The entries need to be copied exactly.

+--

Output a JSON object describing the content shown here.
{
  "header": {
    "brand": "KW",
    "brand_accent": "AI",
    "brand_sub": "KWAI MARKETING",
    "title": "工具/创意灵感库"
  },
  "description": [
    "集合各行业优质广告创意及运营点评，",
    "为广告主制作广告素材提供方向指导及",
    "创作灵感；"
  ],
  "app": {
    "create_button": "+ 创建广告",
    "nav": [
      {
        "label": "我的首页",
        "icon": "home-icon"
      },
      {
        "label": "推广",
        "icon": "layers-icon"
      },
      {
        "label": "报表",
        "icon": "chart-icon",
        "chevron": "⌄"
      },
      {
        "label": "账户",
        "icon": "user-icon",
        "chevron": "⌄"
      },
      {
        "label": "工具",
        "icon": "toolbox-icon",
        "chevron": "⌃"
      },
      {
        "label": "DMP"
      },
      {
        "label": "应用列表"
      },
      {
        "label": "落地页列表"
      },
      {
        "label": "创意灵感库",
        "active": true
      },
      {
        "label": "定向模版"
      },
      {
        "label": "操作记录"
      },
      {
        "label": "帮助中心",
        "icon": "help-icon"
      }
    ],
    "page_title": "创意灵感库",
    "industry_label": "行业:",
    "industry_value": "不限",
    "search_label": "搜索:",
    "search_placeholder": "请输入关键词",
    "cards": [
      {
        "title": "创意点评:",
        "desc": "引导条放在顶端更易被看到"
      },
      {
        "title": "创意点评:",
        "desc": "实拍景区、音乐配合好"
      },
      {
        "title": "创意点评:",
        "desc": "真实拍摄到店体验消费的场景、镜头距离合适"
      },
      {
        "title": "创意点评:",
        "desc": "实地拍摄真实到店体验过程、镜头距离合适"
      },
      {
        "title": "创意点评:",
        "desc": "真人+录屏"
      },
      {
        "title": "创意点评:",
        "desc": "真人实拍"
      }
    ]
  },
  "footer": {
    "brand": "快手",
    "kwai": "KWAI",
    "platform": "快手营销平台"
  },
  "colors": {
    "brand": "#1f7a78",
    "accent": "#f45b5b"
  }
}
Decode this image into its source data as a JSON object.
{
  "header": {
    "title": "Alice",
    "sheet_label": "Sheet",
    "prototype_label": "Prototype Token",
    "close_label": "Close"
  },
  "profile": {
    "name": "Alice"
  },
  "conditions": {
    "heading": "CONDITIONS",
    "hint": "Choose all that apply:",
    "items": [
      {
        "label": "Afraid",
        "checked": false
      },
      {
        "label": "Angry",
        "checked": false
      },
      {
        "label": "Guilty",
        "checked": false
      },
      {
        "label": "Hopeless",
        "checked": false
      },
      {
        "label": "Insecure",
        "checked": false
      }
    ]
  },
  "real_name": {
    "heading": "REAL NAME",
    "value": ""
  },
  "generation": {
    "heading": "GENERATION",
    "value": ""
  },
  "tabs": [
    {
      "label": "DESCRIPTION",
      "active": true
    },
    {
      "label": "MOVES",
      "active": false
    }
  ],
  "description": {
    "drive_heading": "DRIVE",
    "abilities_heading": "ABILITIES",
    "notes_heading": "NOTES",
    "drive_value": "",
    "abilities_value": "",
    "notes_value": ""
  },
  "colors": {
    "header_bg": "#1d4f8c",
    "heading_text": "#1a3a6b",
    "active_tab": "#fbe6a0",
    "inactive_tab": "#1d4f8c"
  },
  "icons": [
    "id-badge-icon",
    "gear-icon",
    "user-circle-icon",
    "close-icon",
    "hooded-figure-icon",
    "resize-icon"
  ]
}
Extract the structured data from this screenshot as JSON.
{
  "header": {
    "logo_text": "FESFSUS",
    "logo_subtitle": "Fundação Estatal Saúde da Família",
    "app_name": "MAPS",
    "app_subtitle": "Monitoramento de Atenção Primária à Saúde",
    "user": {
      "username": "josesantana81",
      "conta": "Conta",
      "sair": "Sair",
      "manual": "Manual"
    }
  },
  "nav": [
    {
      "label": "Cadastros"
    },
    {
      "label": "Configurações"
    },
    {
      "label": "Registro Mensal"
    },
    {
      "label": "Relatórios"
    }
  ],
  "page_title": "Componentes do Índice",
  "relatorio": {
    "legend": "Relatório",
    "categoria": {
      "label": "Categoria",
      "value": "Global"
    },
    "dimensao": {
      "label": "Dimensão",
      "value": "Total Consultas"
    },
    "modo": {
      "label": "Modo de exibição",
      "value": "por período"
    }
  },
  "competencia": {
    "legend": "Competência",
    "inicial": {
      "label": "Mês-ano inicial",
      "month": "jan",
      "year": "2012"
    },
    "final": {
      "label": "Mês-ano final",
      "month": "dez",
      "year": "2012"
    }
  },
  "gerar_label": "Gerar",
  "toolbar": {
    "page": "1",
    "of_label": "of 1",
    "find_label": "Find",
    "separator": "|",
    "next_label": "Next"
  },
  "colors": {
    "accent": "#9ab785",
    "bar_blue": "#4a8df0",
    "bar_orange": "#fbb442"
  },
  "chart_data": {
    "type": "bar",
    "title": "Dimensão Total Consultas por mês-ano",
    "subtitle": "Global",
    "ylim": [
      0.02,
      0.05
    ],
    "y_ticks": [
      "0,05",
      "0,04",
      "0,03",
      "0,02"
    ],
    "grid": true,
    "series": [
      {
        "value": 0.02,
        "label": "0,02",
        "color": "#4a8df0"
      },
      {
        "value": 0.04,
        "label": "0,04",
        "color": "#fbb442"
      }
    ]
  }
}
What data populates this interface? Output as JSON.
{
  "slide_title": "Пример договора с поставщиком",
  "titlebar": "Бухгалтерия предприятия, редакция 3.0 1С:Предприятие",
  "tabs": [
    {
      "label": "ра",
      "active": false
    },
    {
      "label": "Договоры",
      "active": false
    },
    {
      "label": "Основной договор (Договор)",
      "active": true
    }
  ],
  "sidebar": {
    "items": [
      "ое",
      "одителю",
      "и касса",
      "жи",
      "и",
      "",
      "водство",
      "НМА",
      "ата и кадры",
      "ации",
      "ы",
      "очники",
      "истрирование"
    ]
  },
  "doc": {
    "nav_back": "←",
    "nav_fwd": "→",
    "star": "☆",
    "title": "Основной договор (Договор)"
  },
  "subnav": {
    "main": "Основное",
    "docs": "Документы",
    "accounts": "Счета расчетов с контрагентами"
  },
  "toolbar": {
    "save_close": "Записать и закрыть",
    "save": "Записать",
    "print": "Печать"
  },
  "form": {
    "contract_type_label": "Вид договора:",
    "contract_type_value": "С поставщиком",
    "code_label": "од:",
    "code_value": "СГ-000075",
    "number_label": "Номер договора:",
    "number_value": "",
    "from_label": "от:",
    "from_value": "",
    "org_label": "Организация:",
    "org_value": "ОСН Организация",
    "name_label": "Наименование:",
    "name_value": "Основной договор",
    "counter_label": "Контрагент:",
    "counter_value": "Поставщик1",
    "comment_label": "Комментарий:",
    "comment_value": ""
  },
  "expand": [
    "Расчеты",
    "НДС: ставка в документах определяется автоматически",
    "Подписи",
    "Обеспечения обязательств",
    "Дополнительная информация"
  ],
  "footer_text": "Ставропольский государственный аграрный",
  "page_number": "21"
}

+--

■ Result for this task
Output a JSON object describing the content shown here.
{
  "header": {
    "brand": "KW",
    "brand_accent": "AI",
    "brand_sub": "KWAI MARKETING",
    "title": "工具/创意灵感库"
  },
  "description": [
    "集合各行业优质广告创意及运营点评，",
    "为广告主制作广告素材提供方向指导及",
    "创作灵感；"
  ],
  "app": {
    "create_button": "+ 创建广告",
    "nav": [
      {
        "label": "我的首页",
        "icon": "home-icon"
      },
      {
        "label": "推广",
        "icon": "layers-icon"
      },
      {
        "label": "报表",
        "icon": "chart-icon",
        "chevron": "⌄"
      },
      {
        "label": "账户",
        "icon": "user-icon",
        "chevron": "⌄"
      },
      {
        "label": "工具",
        "icon": "toolbox-icon",
        "chevron": "⌃"
      },
      {
        "label": "DMP"
      },
      {
        "label": "应用列表"
      },
      {
        "label": "落地页列表"
      },
      {
        "label": "创意灵感库",
        "active": true
      },
      {
        "label": "定向模版"
      },
      {
        "label": "操作记录"
      },
      {
        "label": "帮助中心",
        "icon": "help-icon"
      }
    ],
    "page_title": "创意灵感库",
    "industry_label": "行业:",
    "industry_value": "不限",
    "search_label": "搜索:",
    "search_placeholder": "请输入关键词",
    "cards": [
      {
        "title": "创意点评:",
        "desc": "引导条放在顶端更易被看到"
      },
      {
        "title": "创意点评:",
        "desc": "实拍景区、音乐配合好"
      },
      {
        "title": "创意点评:",
        "desc": "真实拍摄到店体验消费的场景、镜头距离合适"
      },
      {
        "title": "创意点评:",
        "desc": "实地拍摄真实到店体验过程、镜头距离合适"
      },
      {
        "title": "创意点评:",
        "desc": "真人+录屏"
      },
      {
        "title": "创意点评:",
        "desc": "真人实拍"
      }
    ]
  },
  "footer": {
    "brand": "快手",
    "kwai": "KWAI",
    "platform": "快手营销平台"
  },
  "colors": {
    "brand": "#1f7a78",
    "accent": "#f45b5b"
  }
}
Decode this image into its source data as a JSON object.
{
  "header": {
    "title": "Alice",
    "sheet_label": "Sheet",
    "prototype_label": "Prototype Token",
    "close_label": "Close"
  },
  "profile": {
    "name": "Alice"
  },
  "conditions": {
    "heading": "CONDITIONS",
    "hint": "Choose all that apply:",
    "items": [
      {
        "label": "Afraid",
        "checked": false
      },
      {
        "label": "Angry",
        "checked": false
      },
      {
        "label": "Guilty",
        "checked": false
      },
      {
        "label": "Hopeless",
        "checked": false
      },
      {
        "label": "Insecure",
        "checked": false
      }
    ]
  },
  "real_name": {
    "heading": "REAL NAME",
    "value": ""
  },
  "generation": {
    "heading": "GENERATION",
    "value": ""
  },
  "tabs": [
    {
      "label": "DESCRIPTION",
      "active": true
    },
    {
      "label": "MOVES",
      "active": false
    }
  ],
  "description": {
    "drive_heading": "DRIVE",
    "abilities_heading": "ABILITIES",
    "notes_heading": "NOTES",
    "drive_value": "",
    "abilities_value": "",
    "notes_value": ""
  },
  "colors": {
    "header_bg": "#1d4f8c",
    "heading_text": "#1a3a6b",
    "active_tab": "#fbe6a0",
    "inactive_tab": "#1d4f8c"
  },
  "icons": [
    "id-badge-icon",
    "gear-icon",
    "user-circle-icon",
    "close-icon",
    "hooded-figure-icon",
    "resize-icon"
  ]
}
Extract the structured data from this screenshot as JSON.
{
  "header": {
    "logo_text": "FESFSUS",
    "logo_subtitle": "Fundação Estatal Saúde da Família",
    "app_name": "MAPS",
    "app_subtitle": "Monitoramento de Atenção Primária à Saúde",
    "user": {
      "username": "josesantana81",
      "conta": "Conta",
      "sair": "Sair",
      "manual": "Manual"
    }
  },
  "nav": [
    {
      "label": "Cadastros"
    },
    {
      "label": "Configurações"
    },
    {
      "label": "Registro Mensal"
    },
    {
      "label": "Relatórios"
    }
  ],
  "page_title": "Componentes do Índice",
  "relatorio": {
    "legend": "Relatório",
    "categoria": {
      "label": "Categoria",
      "value": "Global"
    },
    "dimensao": {
      "label": "Dimensão",
      "value": "Total Consultas"
    },
    "modo": {
      "label": "Modo de exibição",
      "value": "por período"
    }
  },
  "competencia": {
    "legend": "Competência",
    "inicial": {
      "label": "Mês-ano inicial",
      "month": "jan",
      "year": "2012"
    },
    "final": {
      "label": "Mês-ano final",
      "month": "dez",
      "year": "2012"
    }
  },
  "gerar_label": "Gerar",
  "toolbar": {
    "page": "1",
    "of_label": "of 1",
    "find_label": "Find",
    "separator": "|",
    "next_label": "Next"
  },
  "colors": {
    "accent": "#9ab785",
    "bar_blue": "#4a8df0",
    "bar_orange": "#fbb442"
  },
  "chart_data": {
    "type": "bar",
    "title": "Dimensão Total Consultas por mês-ano",
    "subtitle": "Global",
    "ylim": [
      0.02,
      0.05
    ],
    "y_ticks": [
      "0,05",
      "0,04",
      "0,03",
      "0,02"
    ],
    "grid": true,
    "series": [
      {
        "value": 0.02,
        "label": "0,02",
        "color": "#4a8df0"
      },
      {
        "value": 0.04,
        "label": "0,04",
        "color": "#fbb442"
      }
    ]
  }
}
What data populates this interface? Output as JSON.
{
  "slide_title": "Пример договора с поставщиком",
  "titlebar": "Бухгалтерия предприятия, редакция 3.0 1С:Предприятие",
  "tabs": [
    {
      "label": "ра",
      "active": false
    },
    {
      "label": "Договоры",
      "active": false
    },
    {
      "label": "Основной договор (Договор)",
      "active": true
    }
  ],
  "sidebar": {
    "items": [
      "ое",
      "одителю",
      "и касса",
      "жи",
      "и",
      "",
      "водство",
      "НМА",
      "ата и кадры",
      "ации",
      "ы",
      "очники",
      "истрирование"
    ]
  },
  "doc": {
    "nav_back": "←",
    "nav_fwd": "→",
    "star": "☆",
    "title": "Основной договор (Договор)"
  },
  "subnav": {
    "main": "Основное",
    "docs": "Документы",
    "accounts": "Счета расчетов с контрагентами"
  },
  "toolbar": {
    "save_close": "Записать и закрыть",
    "save": "Записать",
    "print": "Печать"
  },
  "form": {
    "contract_type_label": "Вид договора:",
    "contract_type_value": "С поставщиком",
    "code_label": "од:",
    "code_value": "СГ-000075",
    "number_label": "Номер договора:",
    "number_value": "",
    "from_label": "от:",
    "from_value": "",
    "org_label": "Организация:",
    "org_value": "ОСН Организация",
    "name_label": "Наименование:",
    "name_value": "Основной договор",
    "counter_label": "Контрагент:",
    "counter_value": "Поставщик1",
    "comment_label": "Комментарий:",
    "comment_value": ""
  },
  "expand": [
    "Расчеты",
    "НДС: ставка в документах определяется автоматически",
    "Подписи",
    "Обеспечения обязательств",
    "Дополнительная информация"
  ],
  "footer_text": "Ставропольский государственный аграрный",
  "page_number": "21"
}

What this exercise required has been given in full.